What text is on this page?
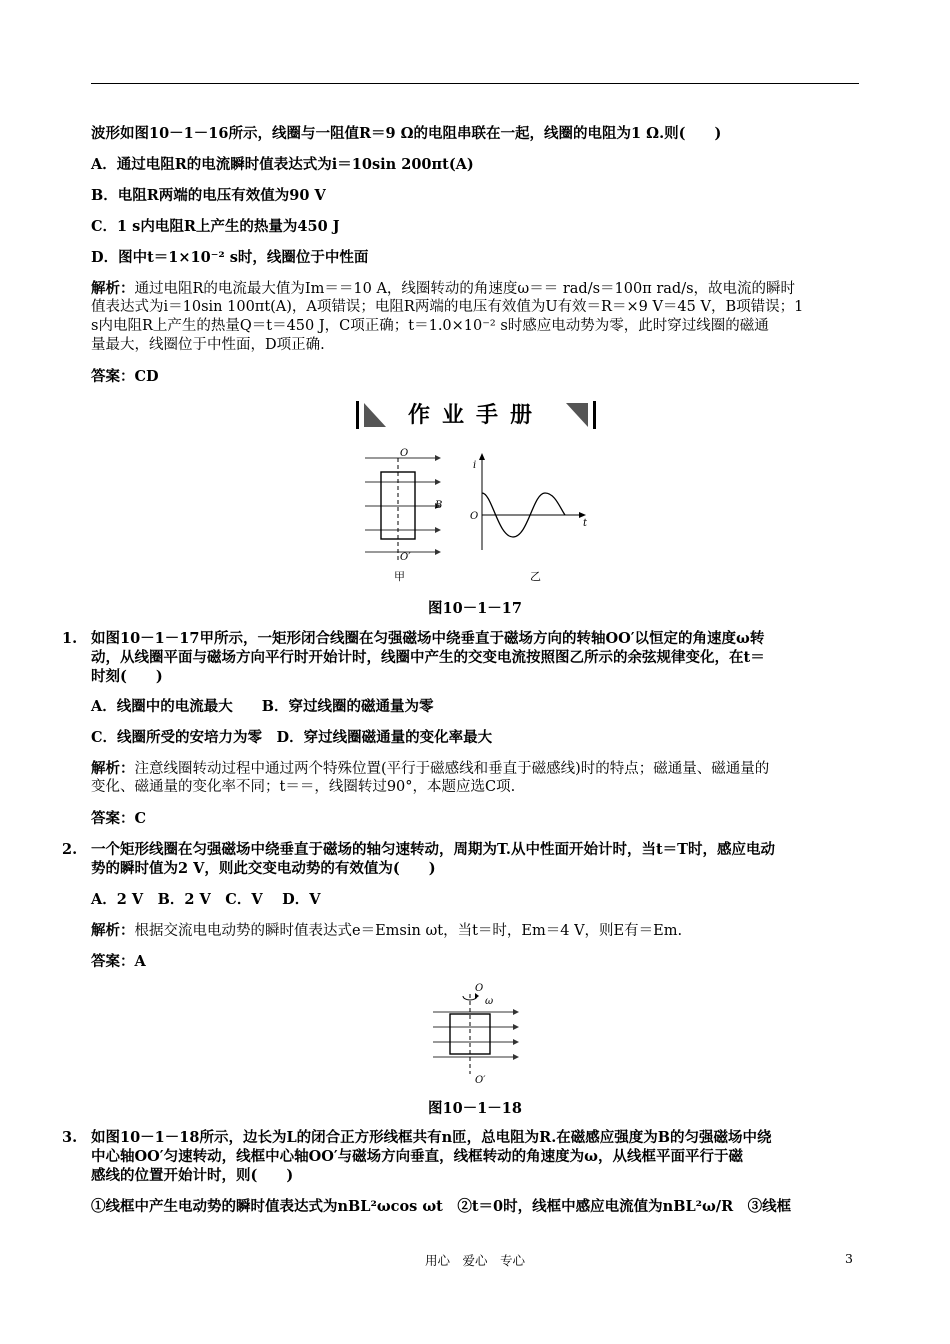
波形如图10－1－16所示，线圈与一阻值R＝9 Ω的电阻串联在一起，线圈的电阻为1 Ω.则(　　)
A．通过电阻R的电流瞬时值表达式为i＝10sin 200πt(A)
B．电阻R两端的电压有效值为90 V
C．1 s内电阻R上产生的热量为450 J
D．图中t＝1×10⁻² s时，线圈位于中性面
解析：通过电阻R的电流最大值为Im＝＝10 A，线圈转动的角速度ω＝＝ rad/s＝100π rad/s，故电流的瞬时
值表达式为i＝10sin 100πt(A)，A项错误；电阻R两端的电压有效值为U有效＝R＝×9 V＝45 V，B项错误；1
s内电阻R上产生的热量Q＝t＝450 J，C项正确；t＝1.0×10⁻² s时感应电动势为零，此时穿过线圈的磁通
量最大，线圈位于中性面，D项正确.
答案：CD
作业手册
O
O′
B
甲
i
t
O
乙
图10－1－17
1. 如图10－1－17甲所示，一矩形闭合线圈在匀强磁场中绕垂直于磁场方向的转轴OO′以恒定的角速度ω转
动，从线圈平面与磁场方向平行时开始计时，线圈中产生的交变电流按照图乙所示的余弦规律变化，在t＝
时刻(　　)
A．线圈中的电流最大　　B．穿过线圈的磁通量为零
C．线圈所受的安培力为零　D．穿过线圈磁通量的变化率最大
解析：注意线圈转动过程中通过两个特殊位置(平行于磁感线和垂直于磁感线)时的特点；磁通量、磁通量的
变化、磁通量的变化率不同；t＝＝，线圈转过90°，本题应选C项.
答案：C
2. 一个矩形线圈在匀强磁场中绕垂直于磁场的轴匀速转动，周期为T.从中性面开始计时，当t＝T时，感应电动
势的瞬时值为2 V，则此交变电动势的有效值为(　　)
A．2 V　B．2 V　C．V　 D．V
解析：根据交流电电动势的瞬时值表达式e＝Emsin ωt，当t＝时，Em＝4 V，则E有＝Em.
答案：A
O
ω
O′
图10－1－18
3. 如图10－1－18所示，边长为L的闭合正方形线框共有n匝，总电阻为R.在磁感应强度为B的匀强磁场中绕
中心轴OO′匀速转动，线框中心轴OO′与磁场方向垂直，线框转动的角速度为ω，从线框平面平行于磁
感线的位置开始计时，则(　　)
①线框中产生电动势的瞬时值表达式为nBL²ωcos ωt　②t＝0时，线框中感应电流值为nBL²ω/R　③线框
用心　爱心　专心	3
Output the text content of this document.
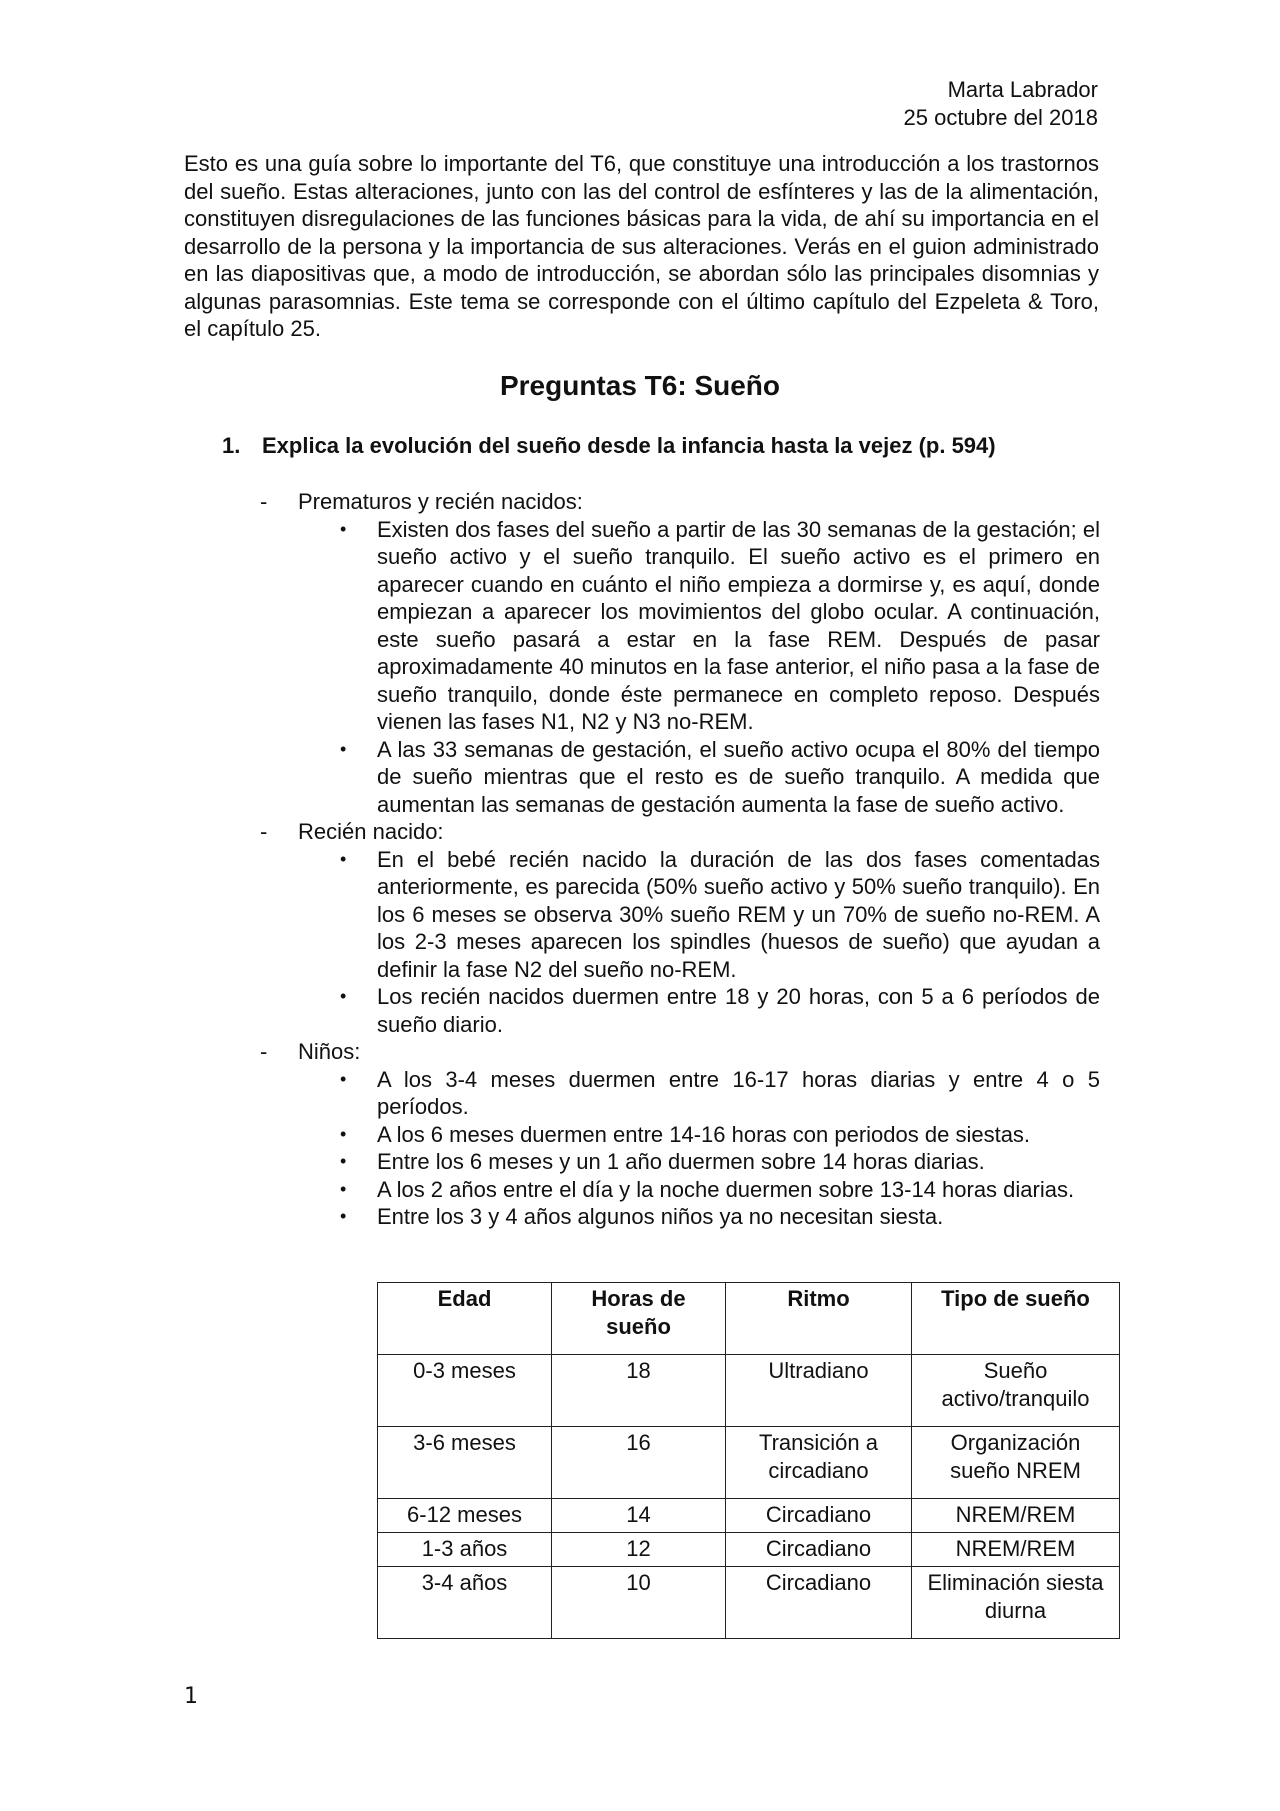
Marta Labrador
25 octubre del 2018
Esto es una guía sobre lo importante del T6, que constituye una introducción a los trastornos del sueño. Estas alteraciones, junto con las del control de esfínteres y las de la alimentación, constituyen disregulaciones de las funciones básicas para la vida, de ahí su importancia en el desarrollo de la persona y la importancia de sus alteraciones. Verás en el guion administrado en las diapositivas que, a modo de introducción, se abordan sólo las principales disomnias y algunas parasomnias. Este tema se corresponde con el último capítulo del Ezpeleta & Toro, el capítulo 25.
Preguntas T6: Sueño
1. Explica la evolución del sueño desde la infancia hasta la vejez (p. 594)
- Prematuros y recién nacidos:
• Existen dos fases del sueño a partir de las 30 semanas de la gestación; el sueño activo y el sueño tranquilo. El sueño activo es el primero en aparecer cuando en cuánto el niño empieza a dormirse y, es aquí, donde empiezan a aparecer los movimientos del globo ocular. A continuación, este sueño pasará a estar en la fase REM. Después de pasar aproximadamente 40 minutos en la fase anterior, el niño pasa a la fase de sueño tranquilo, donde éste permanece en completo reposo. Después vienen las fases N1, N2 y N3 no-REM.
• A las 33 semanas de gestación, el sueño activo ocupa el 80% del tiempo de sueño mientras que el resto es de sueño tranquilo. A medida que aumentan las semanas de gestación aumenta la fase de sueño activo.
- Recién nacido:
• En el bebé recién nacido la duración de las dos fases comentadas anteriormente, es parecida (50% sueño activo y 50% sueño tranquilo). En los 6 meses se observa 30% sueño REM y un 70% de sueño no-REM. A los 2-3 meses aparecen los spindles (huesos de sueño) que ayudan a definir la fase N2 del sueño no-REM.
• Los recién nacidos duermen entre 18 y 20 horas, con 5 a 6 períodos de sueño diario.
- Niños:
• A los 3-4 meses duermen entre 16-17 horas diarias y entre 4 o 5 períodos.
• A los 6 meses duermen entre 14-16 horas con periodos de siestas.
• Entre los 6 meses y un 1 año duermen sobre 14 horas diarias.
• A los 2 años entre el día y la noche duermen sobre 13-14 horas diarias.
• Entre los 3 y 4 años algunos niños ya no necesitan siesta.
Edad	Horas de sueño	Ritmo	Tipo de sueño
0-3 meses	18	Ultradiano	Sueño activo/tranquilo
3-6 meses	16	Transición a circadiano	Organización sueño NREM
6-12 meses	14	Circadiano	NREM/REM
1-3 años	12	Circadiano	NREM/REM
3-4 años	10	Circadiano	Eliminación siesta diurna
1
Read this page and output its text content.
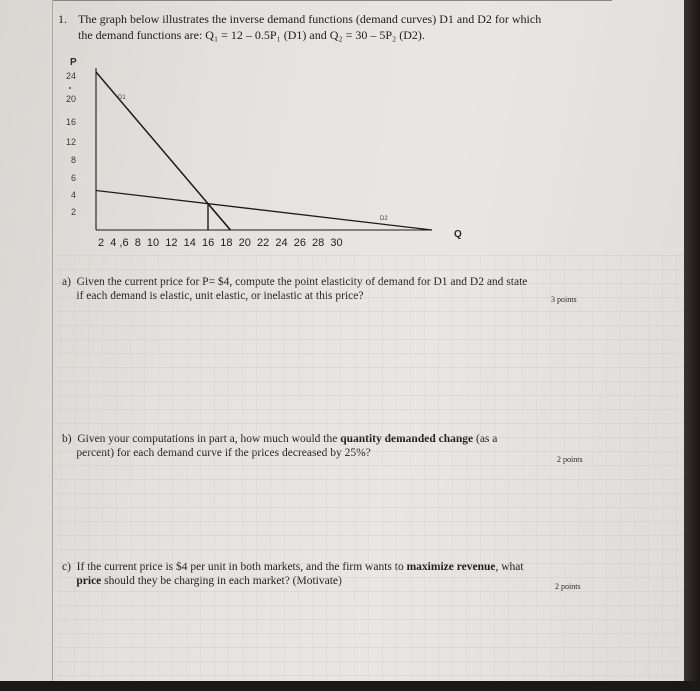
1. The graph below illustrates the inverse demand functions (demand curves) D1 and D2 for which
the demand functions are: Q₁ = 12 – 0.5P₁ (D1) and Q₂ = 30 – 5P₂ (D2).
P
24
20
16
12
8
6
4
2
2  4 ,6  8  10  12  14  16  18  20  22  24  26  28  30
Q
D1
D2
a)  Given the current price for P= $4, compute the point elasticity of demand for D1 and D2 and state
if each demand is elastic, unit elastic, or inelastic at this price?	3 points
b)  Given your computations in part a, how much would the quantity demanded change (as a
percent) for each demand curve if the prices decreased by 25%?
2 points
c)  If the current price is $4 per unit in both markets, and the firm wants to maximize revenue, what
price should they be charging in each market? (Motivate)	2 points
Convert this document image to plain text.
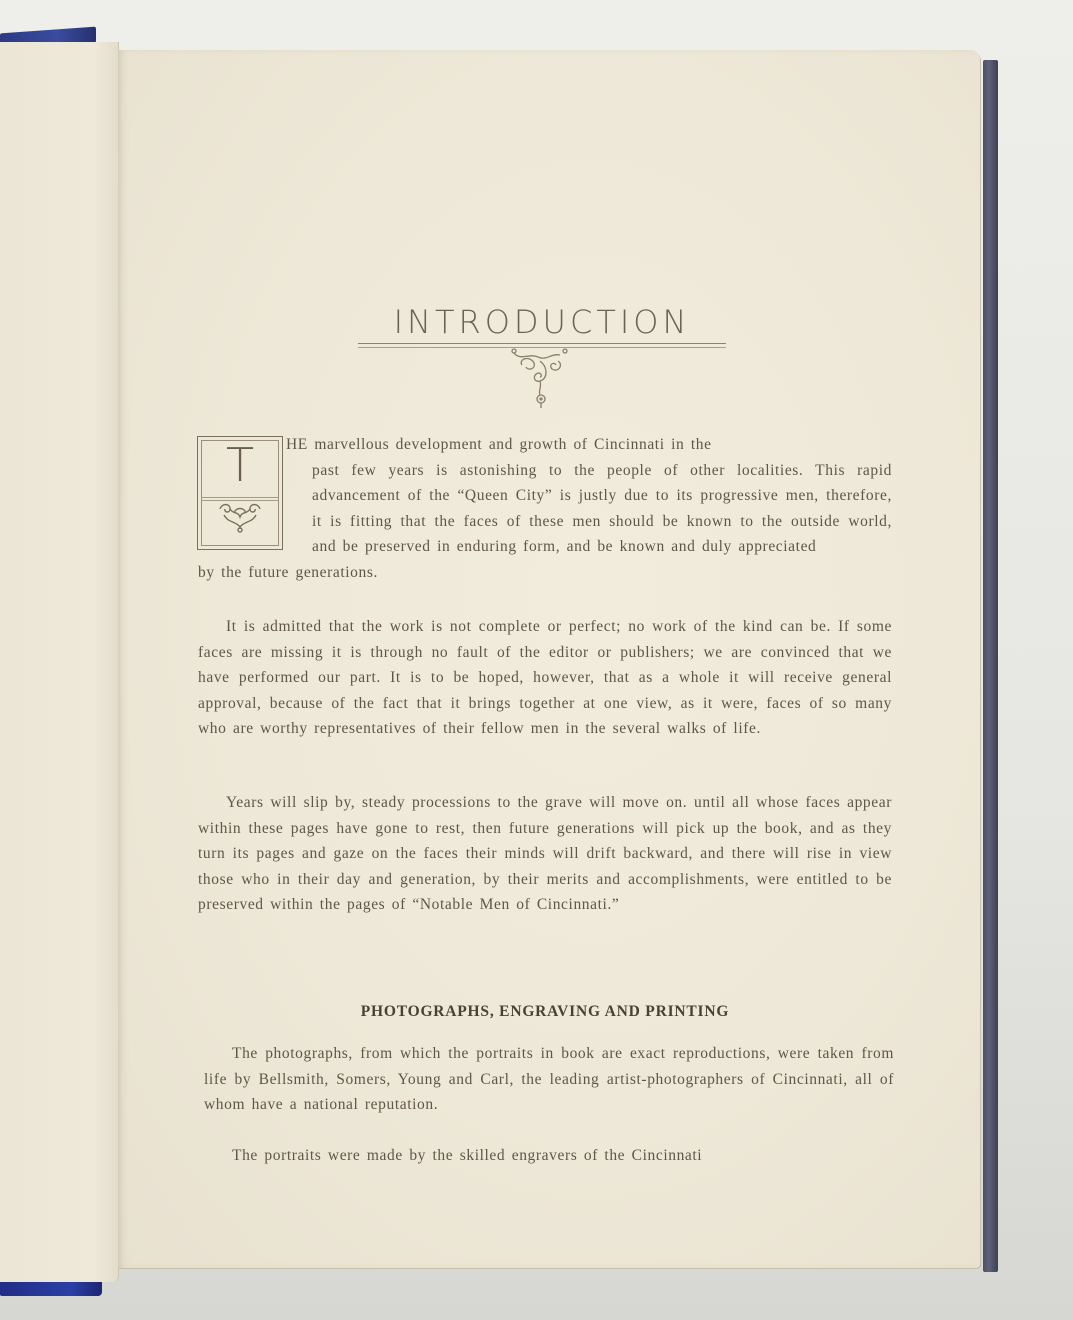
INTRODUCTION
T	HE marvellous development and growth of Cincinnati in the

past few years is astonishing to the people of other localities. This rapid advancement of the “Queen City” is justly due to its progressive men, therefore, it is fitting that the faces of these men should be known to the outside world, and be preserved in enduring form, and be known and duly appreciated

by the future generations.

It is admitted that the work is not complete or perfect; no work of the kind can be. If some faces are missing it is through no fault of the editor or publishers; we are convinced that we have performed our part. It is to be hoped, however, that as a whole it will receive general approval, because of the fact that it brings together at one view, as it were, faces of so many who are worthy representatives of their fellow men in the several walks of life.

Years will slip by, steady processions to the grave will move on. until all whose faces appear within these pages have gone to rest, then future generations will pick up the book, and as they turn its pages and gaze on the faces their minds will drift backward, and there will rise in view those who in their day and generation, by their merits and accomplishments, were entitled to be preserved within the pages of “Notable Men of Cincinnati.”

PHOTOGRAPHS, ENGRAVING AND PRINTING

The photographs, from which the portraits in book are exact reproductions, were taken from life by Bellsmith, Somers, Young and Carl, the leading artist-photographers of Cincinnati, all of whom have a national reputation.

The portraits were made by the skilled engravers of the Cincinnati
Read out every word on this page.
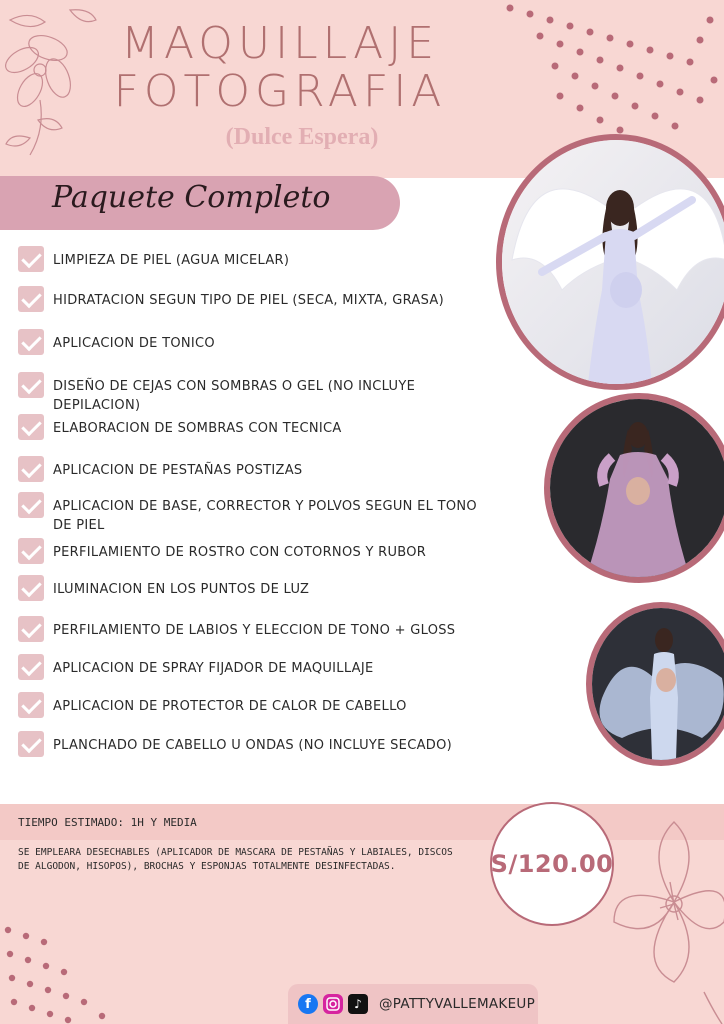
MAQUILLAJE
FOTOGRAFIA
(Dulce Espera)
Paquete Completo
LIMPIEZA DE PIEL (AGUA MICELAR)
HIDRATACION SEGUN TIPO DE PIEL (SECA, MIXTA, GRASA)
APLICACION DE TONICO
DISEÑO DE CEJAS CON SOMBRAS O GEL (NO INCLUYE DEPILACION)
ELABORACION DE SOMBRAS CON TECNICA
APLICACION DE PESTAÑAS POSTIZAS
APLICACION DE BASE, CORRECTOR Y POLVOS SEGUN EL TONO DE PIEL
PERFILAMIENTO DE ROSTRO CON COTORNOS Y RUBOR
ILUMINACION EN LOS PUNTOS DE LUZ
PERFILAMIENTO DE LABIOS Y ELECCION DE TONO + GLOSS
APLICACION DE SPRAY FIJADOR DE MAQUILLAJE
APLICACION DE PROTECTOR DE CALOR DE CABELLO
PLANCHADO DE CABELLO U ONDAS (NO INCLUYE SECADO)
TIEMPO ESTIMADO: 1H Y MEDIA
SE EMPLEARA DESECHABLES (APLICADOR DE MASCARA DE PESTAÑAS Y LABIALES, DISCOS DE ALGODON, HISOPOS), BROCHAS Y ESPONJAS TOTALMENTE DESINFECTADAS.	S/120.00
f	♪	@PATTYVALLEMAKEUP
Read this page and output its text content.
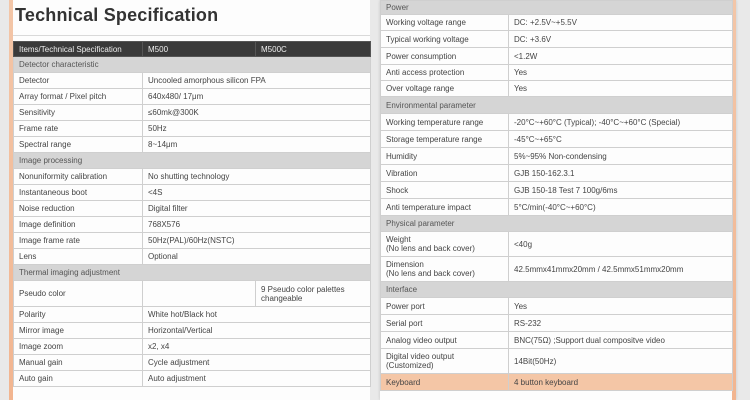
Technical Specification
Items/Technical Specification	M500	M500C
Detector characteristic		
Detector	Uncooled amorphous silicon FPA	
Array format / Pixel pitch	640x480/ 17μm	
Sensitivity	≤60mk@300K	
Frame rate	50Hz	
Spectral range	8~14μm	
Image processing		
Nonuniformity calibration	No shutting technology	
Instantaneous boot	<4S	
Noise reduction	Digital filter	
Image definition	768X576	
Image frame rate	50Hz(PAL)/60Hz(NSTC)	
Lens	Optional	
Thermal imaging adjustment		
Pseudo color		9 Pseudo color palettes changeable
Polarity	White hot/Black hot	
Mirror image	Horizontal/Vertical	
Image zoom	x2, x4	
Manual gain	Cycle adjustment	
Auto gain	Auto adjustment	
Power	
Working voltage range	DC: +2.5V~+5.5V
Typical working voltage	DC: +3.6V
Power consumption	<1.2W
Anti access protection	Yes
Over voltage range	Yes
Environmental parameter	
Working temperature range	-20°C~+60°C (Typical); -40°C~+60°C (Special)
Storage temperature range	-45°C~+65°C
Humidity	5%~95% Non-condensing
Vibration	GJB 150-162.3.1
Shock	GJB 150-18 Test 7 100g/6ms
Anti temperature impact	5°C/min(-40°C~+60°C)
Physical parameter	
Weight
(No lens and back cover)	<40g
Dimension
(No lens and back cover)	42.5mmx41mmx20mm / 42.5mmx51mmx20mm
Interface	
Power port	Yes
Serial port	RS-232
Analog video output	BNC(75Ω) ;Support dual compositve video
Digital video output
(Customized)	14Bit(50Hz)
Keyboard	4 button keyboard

──────

Your objective: In the lines above, find each one with "duermen" and list it.

Task response:
• Los recién nacidos duermen entre 18 y 20 horas, con 5 a 6 períodos de sueño diario.
• A los 3-4 meses duermen entre 16-17 horas diarias y entre 4 o 5 períodos.
• A los 6 meses duermen entre 14-16 horas con periodos de siestas.
• Entre los 6 meses y un 1 año duermen sobre 14 horas diarias.
• A los 2 años entre el día y la noche duermen sobre 13-14 horas diarias.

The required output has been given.